### 読解文 ###

(ブハーリン)

 

(1)ロシア革命の頃の政情

 

E.H.カーが書いた『ロシア革命』(岩波現代文庫)という本がある。

 

 

 

 

サブタイトルに「レーニンからスターリンへ 1917-1929」とあるように、スターリンが一国社会主義政策を国内に定着させ、ブハーリンとスターリンがコミンテルンで影響力を持ち、トロツキー、ジノビエフ、カーメネフなどの政敵を追放した年くらいまでをまとめている。

ブハーリンはまだスターリンとともにソ連の建設に進んでいる頃だ。

 

この本を読んで、果たしてロシア革命は何を目指していて、それぞれの政敵はどうして合同したり、攻撃し合ったりしたのかを疑問に思わざるを得なかった。

政治の世界では、理念の問題と誰とくっつくべきかという問題がある。

 

政治では、何が正しいかというより、誰が言うことが正しいのかということに引っ張られがちだ。

だから、常にマスコミは政治家の信用を失わせるために、スキャンダルを取材しては発表するタイミングをはかっていたり、国民は不倫や法律違反、ハラスメントなどが起きれば、政策よりもその話題にとらわれてしまうということになる。

### 提供データ ###

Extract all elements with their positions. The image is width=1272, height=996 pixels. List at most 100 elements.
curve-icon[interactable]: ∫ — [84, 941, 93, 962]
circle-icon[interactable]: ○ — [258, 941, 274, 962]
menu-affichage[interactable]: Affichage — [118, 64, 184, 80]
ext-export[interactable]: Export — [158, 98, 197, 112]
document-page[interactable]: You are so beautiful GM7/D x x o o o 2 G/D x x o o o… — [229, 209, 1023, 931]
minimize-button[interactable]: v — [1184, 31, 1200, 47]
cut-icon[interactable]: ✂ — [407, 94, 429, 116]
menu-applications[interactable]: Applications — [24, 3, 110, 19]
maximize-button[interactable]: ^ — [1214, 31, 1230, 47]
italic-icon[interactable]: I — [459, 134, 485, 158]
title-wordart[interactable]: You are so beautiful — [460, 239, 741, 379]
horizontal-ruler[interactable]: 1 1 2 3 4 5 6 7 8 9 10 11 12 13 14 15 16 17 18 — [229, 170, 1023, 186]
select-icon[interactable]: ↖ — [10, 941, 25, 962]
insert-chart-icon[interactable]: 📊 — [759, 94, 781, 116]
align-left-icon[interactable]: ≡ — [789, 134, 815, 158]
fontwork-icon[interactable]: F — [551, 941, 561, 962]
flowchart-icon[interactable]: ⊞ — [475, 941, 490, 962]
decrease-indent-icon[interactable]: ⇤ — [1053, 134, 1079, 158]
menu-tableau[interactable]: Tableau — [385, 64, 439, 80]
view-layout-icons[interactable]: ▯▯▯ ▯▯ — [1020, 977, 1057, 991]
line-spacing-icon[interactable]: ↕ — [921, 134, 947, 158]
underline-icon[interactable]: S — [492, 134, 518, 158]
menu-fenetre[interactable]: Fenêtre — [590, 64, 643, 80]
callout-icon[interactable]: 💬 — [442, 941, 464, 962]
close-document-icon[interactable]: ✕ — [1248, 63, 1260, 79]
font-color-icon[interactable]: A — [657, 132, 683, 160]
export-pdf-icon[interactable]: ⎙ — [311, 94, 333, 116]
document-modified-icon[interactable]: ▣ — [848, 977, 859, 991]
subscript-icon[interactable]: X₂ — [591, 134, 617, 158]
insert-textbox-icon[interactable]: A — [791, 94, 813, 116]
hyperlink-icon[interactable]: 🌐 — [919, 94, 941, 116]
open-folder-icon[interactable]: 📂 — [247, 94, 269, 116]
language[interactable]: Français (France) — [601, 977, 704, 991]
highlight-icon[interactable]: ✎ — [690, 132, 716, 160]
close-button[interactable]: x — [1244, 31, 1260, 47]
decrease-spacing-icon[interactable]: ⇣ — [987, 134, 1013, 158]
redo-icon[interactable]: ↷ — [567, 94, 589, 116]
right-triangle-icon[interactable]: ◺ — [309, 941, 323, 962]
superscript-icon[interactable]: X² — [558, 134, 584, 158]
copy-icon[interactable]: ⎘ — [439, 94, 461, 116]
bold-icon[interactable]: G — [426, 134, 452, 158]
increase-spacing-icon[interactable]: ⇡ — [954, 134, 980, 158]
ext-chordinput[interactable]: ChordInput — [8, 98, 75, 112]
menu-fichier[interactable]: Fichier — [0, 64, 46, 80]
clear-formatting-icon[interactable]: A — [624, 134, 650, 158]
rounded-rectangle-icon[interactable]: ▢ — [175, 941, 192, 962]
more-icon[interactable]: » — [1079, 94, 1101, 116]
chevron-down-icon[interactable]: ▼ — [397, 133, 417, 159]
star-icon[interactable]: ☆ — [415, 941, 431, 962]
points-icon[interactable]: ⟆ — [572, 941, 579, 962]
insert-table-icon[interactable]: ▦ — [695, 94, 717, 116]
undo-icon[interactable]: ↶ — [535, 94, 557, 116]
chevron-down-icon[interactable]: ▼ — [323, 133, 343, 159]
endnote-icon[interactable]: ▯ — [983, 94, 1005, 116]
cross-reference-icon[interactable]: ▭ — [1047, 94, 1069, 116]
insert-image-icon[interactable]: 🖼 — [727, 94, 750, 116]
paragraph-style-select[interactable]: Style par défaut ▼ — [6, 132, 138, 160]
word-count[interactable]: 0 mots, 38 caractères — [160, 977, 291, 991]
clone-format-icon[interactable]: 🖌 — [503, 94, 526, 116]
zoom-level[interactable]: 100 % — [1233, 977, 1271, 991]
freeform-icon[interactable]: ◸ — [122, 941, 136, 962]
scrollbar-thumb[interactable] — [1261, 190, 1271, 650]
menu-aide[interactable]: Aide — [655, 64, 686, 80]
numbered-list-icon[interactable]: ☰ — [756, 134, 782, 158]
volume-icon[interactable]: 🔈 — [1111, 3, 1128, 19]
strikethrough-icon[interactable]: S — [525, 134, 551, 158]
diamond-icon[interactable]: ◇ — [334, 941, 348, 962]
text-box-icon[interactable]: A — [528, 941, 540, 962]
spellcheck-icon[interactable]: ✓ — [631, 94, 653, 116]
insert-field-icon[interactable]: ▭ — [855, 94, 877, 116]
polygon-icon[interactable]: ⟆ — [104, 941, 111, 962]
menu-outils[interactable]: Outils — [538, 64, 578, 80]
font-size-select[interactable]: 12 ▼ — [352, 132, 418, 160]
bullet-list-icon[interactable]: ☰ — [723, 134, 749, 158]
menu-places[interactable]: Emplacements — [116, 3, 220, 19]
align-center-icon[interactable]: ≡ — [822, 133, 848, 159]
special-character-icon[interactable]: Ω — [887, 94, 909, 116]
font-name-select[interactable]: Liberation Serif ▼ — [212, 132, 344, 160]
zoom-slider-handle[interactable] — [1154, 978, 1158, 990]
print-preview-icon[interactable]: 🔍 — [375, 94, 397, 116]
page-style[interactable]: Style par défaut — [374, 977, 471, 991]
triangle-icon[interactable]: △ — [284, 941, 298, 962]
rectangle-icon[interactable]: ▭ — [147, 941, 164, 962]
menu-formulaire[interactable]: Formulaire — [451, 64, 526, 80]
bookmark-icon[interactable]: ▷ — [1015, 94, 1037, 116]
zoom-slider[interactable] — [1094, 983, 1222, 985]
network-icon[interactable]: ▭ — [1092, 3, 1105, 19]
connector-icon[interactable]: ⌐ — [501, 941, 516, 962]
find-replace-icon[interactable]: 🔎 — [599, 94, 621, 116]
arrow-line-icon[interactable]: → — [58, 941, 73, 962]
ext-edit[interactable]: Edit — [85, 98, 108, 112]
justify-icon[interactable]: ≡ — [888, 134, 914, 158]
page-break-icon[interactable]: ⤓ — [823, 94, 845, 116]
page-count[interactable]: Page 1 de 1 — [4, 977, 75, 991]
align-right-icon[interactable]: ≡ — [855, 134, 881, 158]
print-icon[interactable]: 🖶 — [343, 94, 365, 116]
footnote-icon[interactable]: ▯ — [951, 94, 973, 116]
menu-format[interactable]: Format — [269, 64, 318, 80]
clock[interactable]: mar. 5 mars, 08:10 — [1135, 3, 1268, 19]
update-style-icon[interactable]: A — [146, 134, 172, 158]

###

● **課題の指示**
次の1.〜3.が読解文の内容と合っているかを、それぞれ「はい」か「いいえ」で答えてください。判断の決め手となる読解文の語句も、そのまま引用して添えてください。
1. E.H.カーの『ロシア革命』は岩波現代文庫から出ている。
2. この本が扱う時期、ブハーリンはすでにスターリンと対立していた。
3. 国民は、政治家のスキャンダルよりも政策に関心を向けるとされている。
一覧は読まなくても差し支えありません。

● **解答**
1. はい。「E.H.カーが書いた『ロシア革命』(岩波現代文庫)という本がある。」
2. いいえ。「ブハーリンはまだスターリンとともにソ連の建設に進んでいる頃だ。」
3. いいえ。「国民は不倫や法律違反、ハラスメントなどが起きれば、政策よりもその話題にとらわれてしまう」